* **Required work**: Repeat the entries that follow verbatim, without any of their pictures.

* **Supplied material**:
(begin)
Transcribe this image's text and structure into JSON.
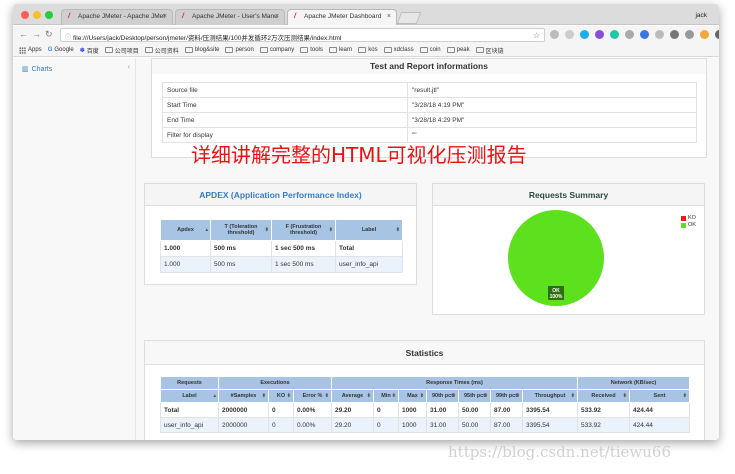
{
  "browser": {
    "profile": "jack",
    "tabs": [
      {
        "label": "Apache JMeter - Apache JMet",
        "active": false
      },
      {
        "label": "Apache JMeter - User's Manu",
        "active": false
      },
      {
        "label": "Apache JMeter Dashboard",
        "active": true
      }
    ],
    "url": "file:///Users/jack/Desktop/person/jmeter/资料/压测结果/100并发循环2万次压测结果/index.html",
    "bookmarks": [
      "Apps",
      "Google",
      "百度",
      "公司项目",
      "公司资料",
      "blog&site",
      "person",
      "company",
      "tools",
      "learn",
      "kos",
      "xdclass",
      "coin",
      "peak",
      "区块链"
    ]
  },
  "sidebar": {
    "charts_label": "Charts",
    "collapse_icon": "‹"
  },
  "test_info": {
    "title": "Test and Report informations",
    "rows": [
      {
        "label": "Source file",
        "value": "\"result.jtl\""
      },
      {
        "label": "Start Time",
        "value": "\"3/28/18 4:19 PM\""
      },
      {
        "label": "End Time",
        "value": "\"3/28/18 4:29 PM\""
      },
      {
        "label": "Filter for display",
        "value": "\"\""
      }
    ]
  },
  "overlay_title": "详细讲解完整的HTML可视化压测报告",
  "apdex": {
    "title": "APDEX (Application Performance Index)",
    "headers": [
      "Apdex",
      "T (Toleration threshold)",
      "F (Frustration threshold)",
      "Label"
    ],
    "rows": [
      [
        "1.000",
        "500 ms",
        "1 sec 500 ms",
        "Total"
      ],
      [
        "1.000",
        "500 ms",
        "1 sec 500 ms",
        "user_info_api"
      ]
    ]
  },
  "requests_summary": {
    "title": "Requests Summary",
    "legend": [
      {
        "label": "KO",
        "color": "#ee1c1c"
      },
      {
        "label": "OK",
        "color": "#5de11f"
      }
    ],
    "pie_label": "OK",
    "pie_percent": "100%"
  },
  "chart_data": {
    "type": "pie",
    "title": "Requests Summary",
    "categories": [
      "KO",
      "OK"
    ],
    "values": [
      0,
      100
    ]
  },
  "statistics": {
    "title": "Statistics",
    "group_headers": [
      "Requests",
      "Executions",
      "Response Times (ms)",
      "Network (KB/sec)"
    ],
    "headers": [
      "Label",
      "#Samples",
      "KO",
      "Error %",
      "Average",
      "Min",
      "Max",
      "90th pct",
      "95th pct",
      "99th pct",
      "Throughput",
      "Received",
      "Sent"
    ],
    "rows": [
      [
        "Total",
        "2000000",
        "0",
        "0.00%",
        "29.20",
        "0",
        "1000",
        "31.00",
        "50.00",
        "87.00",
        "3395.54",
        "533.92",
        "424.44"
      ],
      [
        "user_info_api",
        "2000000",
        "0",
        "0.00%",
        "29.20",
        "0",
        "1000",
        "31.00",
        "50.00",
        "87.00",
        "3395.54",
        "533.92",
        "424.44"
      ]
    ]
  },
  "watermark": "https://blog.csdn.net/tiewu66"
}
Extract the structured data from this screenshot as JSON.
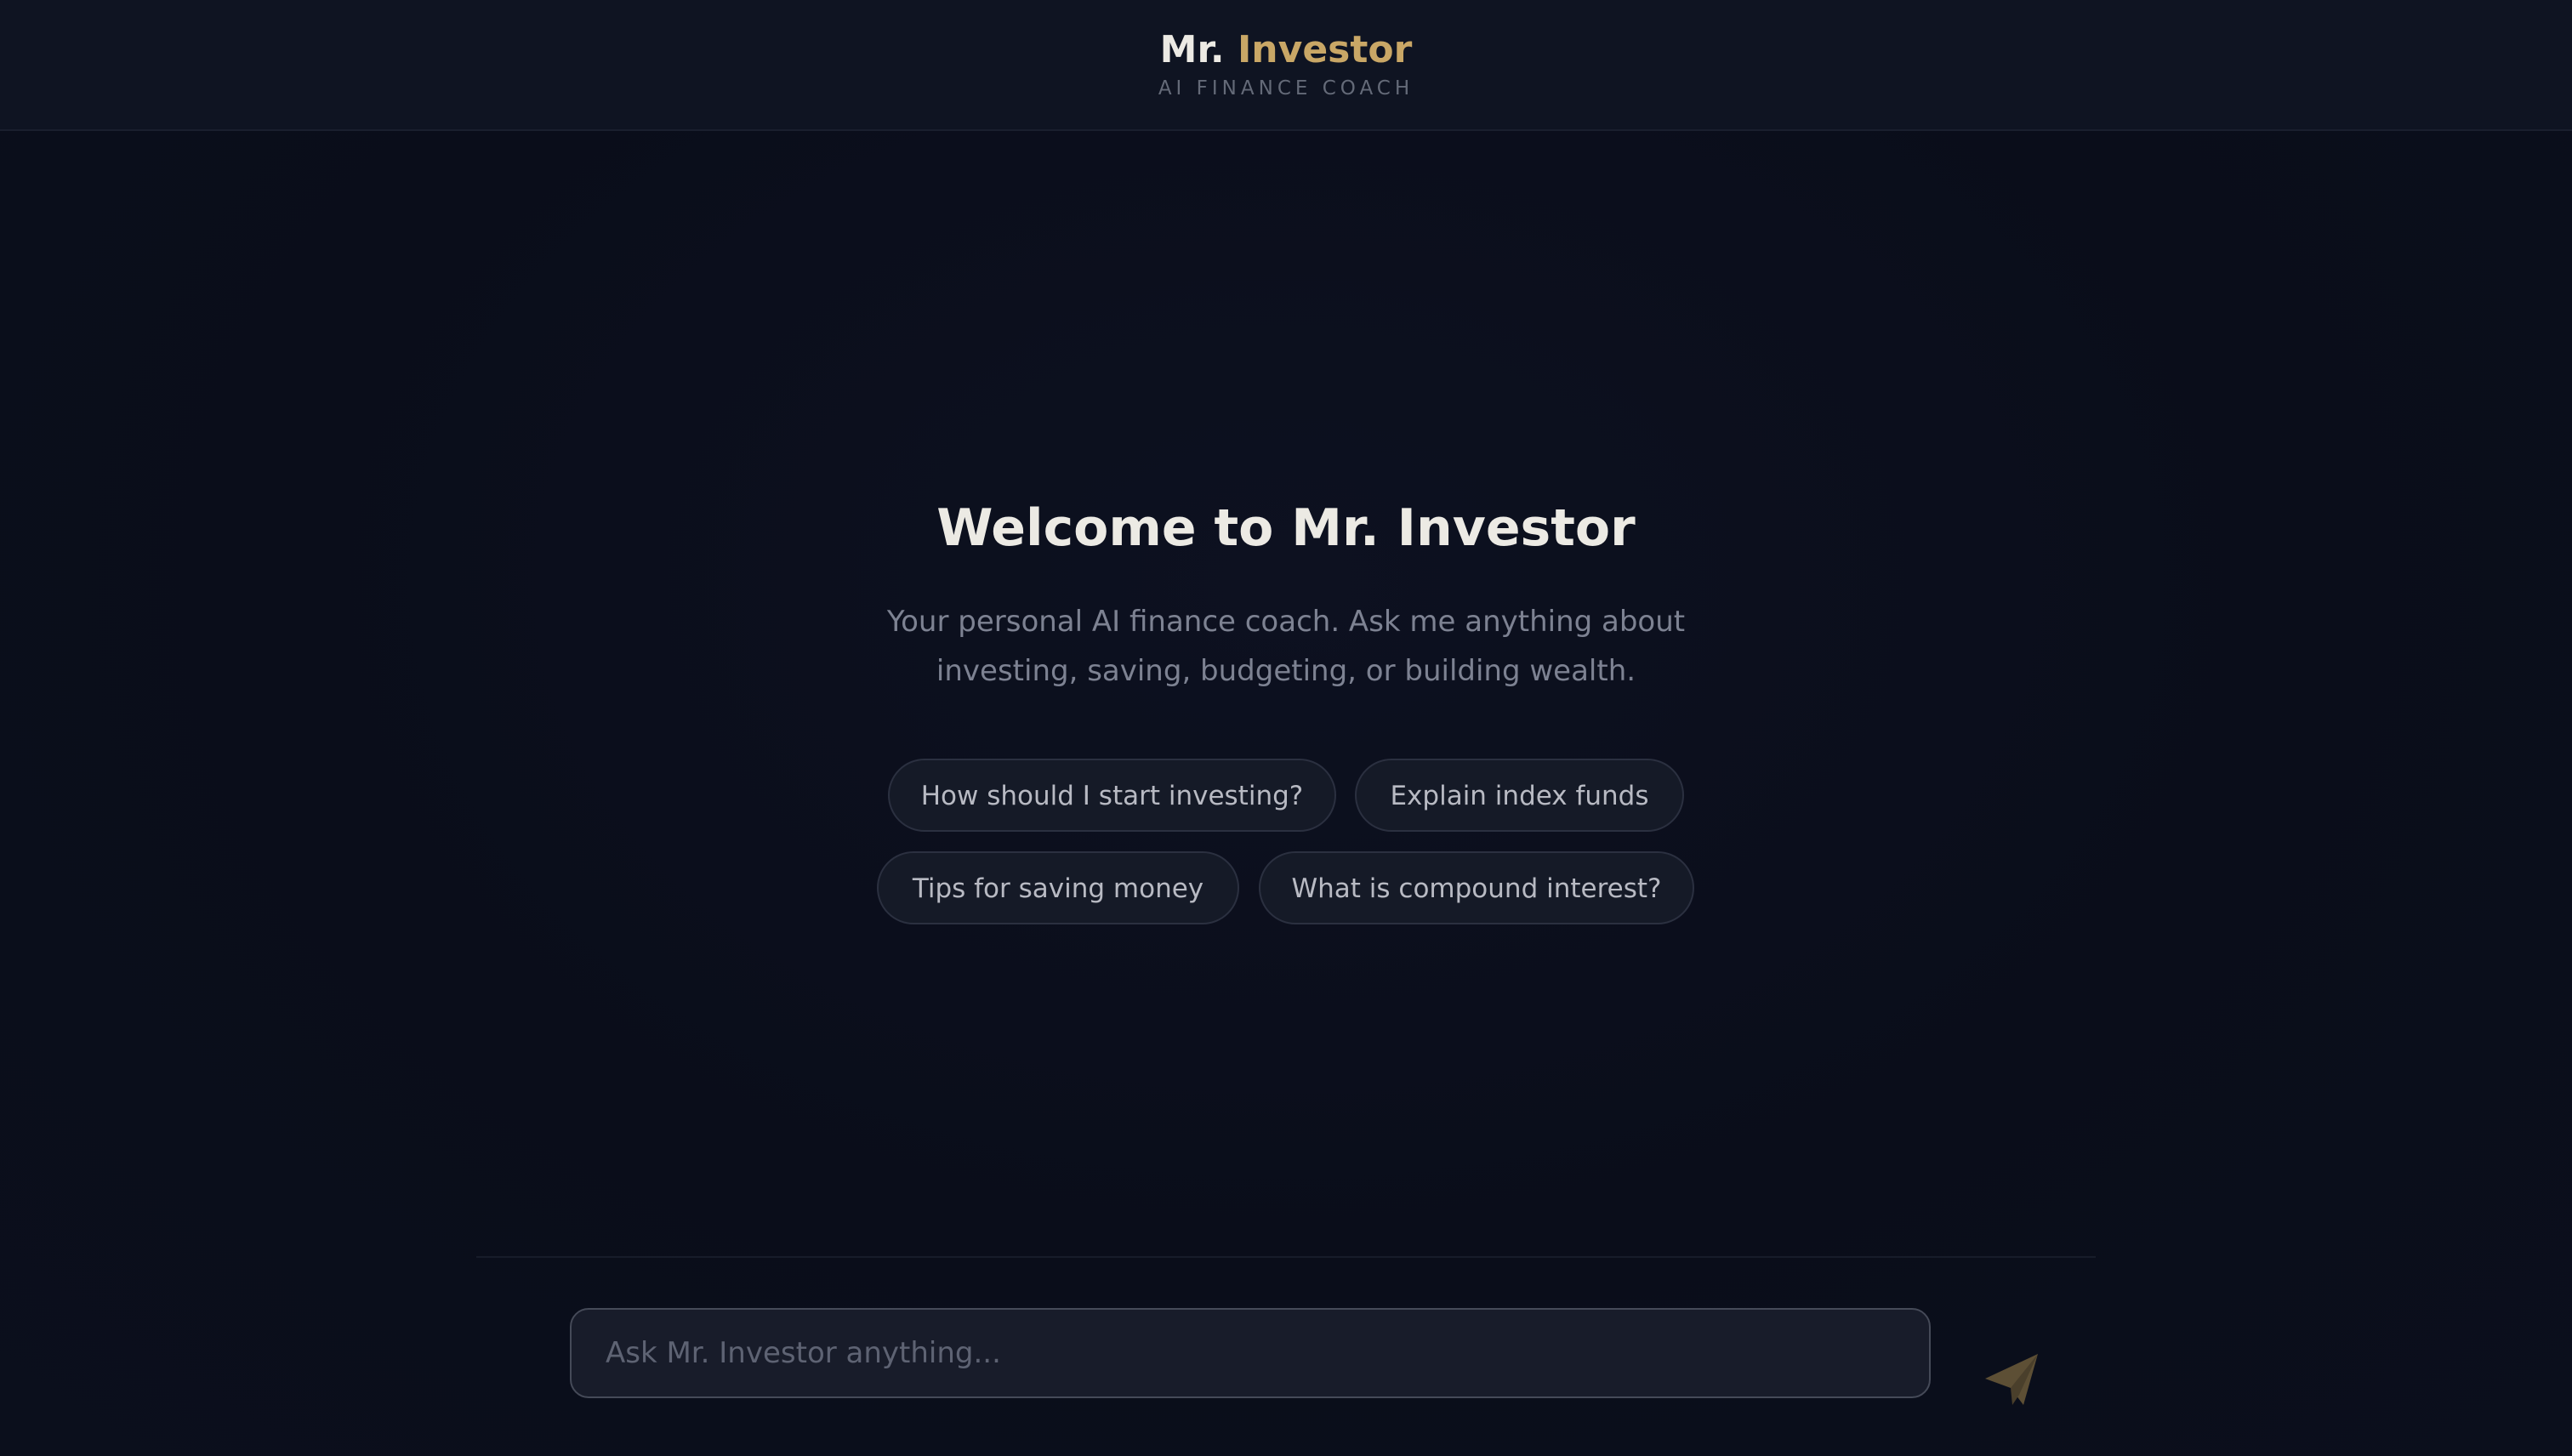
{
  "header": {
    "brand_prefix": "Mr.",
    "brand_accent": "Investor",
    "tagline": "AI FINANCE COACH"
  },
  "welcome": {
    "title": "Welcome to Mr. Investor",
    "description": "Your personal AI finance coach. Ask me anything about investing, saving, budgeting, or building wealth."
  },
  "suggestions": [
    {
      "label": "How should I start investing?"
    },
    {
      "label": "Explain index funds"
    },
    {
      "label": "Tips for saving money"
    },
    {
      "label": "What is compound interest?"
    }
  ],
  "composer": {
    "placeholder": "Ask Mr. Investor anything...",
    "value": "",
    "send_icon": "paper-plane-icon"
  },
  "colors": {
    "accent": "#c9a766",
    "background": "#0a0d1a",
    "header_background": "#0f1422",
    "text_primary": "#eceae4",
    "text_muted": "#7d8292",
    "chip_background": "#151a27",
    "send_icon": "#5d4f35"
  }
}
(end)
* **Answer for the task**:
Transcribe this image's text and structure into JSON.
{
  "browser": {
    "profile": "jack",
    "tabs": [
      {
        "label": "Apache JMeter - Apache JMet",
        "active": false
      },
      {
        "label": "Apache JMeter - User's Manu",
        "active": false
      },
      {
        "label": "Apache JMeter Dashboard",
        "active": true
      }
    ],
    "url": "file:///Users/jack/Desktop/person/jmeter/资料/压测结果/100并发循环2万次压测结果/index.html",
    "bookmarks": [
      "Apps",
      "Google",
      "百度",
      "公司项目",
      "公司资料",
      "blog&site",
      "person",
      "company",
      "tools",
      "learn",
      "kos",
      "xdclass",
      "coin",
      "peak",
      "区块链"
    ]
  },
  "sidebar": {
    "charts_label": "Charts",
    "collapse_icon": "‹"
  },
  "test_info": {
    "title": "Test and Report informations",
    "rows": [
      {
        "label": "Source file",
        "value": "\"result.jtl\""
      },
      {
        "label": "Start Time",
        "value": "\"3/28/18 4:19 PM\""
      },
      {
        "label": "End Time",
        "value": "\"3/28/18 4:29 PM\""
      },
      {
        "label": "Filter for display",
        "value": "\"\""
      }
    ]
  },
  "overlay_title": "详细讲解完整的HTML可视化压测报告",
  "apdex": {
    "title": "APDEX (Application Performance Index)",
    "headers": [
      "Apdex",
      "T (Toleration threshold)",
      "F (Frustration threshold)",
      "Label"
    ],
    "rows": [
      [
        "1.000",
        "500 ms",
        "1 sec 500 ms",
        "Total"
      ],
      [
        "1.000",
        "500 ms",
        "1 sec 500 ms",
        "user_info_api"
      ]
    ]
  },
  "requests_summary": {
    "title": "Requests Summary",
    "legend": [
      {
        "label": "KO",
        "color": "#ee1c1c"
      },
      {
        "label": "OK",
        "color": "#5de11f"
      }
    ],
    "pie_label": "OK",
    "pie_percent": "100%"
  },
  "chart_data": {
    "type": "pie",
    "title": "Requests Summary",
    "categories": [
      "KO",
      "OK"
    ],
    "values": [
      0,
      100
    ]
  },
  "statistics": {
    "title": "Statistics",
    "group_headers": [
      "Requests",
      "Executions",
      "Response Times (ms)",
      "Network (KB/sec)"
    ],
    "headers": [
      "Label",
      "#Samples",
      "KO",
      "Error %",
      "Average",
      "Min",
      "Max",
      "90th pct",
      "95th pct",
      "99th pct",
      "Throughput",
      "Received",
      "Sent"
    ],
    "rows": [
      [
        "Total",
        "2000000",
        "0",
        "0.00%",
        "29.20",
        "0",
        "1000",
        "31.00",
        "50.00",
        "87.00",
        "3395.54",
        "533.92",
        "424.44"
      ],
      [
        "user_info_api",
        "2000000",
        "0",
        "0.00%",
        "29.20",
        "0",
        "1000",
        "31.00",
        "50.00",
        "87.00",
        "3395.54",
        "533.92",
        "424.44"
      ]
    ]
  },
  "watermark": "https://blog.csdn.net/tiewu66"
}
Extract the structured data from this screenshot as JSON.
{
  "header": {
    "brand_prefix": "Mr.",
    "brand_accent": "Investor",
    "tagline": "AI FINANCE COACH"
  },
  "welcome": {
    "title": "Welcome to Mr. Investor",
    "description": "Your personal AI finance coach. Ask me anything about investing, saving, budgeting, or building wealth."
  },
  "suggestions": [
    {
      "label": "How should I start investing?"
    },
    {
      "label": "Explain index funds"
    },
    {
      "label": "Tips for saving money"
    },
    {
      "label": "What is compound interest?"
    }
  ],
  "composer": {
    "placeholder": "Ask Mr. Investor anything...",
    "value": "",
    "send_icon": "paper-plane-icon"
  },
  "colors": {
    "accent": "#c9a766",
    "background": "#0a0d1a",
    "header_background": "#0f1422",
    "text_primary": "#eceae4",
    "text_muted": "#7d8292",
    "chip_background": "#151a27",
    "send_icon": "#5d4f35"
  }
}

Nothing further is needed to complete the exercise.